-- begin --

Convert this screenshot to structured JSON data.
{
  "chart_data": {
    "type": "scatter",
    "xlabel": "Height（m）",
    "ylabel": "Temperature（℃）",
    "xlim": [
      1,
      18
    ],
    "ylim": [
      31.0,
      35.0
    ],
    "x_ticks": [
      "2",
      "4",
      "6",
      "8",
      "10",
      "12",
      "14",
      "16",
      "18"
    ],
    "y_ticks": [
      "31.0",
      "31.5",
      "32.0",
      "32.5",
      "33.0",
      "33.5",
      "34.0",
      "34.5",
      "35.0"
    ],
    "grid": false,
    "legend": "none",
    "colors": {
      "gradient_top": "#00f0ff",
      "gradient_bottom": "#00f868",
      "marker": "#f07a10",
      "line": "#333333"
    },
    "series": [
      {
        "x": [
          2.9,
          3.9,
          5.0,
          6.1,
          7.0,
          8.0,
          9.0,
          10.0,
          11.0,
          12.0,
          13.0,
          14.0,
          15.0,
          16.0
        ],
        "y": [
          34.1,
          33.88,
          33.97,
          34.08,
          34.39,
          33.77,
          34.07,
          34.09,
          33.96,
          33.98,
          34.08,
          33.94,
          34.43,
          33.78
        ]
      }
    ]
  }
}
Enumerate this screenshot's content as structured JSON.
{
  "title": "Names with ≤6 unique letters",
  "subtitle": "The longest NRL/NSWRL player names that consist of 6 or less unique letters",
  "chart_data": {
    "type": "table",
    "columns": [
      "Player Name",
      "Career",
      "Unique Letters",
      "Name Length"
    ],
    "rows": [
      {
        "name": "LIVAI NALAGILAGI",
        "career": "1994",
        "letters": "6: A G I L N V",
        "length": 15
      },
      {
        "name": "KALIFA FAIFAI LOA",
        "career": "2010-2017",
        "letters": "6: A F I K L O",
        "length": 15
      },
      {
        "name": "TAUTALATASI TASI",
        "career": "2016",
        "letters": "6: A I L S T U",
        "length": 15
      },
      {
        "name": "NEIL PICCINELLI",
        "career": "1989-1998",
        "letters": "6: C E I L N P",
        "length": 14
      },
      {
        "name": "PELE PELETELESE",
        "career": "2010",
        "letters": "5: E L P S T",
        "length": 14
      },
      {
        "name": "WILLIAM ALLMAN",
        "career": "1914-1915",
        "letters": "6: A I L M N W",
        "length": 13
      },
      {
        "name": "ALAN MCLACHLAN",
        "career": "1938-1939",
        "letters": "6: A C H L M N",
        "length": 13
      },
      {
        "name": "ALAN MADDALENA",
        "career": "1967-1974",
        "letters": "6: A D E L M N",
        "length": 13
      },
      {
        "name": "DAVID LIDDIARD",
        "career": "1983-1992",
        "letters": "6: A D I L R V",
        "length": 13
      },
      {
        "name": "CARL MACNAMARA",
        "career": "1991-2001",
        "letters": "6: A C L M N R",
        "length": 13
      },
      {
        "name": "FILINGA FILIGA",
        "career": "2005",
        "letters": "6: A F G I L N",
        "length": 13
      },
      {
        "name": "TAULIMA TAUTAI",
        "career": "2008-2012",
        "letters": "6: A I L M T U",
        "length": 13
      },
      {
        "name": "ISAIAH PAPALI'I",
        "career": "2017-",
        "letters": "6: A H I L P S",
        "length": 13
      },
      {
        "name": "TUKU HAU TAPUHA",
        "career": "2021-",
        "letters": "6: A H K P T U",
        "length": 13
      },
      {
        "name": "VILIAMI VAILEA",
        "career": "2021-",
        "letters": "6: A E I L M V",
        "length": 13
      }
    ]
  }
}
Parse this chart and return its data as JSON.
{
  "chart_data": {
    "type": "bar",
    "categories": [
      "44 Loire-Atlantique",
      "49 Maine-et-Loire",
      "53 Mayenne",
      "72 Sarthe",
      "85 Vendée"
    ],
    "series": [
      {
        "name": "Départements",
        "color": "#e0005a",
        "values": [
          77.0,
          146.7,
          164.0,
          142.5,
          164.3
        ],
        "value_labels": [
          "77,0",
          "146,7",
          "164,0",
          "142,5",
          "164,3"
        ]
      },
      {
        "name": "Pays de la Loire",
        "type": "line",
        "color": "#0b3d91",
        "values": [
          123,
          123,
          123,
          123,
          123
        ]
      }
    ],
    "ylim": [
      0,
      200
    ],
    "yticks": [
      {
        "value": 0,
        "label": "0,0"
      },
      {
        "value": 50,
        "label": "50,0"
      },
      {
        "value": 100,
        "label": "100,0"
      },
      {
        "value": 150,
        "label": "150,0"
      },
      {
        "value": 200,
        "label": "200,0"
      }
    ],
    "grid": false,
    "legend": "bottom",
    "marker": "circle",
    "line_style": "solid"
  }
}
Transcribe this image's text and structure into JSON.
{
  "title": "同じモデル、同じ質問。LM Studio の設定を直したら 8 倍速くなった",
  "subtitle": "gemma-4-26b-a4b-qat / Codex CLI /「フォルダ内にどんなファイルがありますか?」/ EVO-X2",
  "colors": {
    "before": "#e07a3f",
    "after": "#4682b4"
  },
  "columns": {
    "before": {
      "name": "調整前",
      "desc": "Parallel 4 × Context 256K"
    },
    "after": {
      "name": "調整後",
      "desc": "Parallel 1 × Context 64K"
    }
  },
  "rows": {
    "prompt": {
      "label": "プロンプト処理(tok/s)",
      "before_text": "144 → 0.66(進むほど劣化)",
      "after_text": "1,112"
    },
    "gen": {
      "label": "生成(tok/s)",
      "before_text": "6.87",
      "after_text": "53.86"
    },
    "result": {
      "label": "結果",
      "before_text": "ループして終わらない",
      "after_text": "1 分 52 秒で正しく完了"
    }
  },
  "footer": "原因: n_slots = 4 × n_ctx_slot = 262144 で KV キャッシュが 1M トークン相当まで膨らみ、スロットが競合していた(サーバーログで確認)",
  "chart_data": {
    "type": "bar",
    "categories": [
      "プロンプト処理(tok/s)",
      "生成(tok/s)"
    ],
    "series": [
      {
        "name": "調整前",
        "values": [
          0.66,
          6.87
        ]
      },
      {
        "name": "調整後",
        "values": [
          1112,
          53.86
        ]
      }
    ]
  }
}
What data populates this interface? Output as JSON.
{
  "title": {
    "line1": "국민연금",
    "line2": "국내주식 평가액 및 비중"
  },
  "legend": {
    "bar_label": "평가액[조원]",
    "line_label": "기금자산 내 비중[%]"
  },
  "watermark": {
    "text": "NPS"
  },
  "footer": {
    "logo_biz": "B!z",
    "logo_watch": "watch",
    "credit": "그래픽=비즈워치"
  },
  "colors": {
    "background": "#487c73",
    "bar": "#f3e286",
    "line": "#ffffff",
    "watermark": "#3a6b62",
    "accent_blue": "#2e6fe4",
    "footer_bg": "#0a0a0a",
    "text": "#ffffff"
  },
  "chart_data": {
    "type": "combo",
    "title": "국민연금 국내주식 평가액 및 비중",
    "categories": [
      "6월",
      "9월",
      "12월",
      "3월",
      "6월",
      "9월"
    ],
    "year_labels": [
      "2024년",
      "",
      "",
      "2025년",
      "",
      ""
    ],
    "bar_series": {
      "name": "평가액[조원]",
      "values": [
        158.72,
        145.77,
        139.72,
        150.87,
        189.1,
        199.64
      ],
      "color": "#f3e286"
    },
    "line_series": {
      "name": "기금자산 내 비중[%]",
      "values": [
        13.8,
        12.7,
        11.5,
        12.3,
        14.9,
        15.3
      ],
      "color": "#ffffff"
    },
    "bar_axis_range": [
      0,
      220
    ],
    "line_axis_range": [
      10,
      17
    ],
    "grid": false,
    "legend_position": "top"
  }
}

-- end --

WHAT YOU SHOULD DO: Exactly how many lines contain "국내주식"? State the number and nothing else.

SOLUTION TO THIS TASK: 2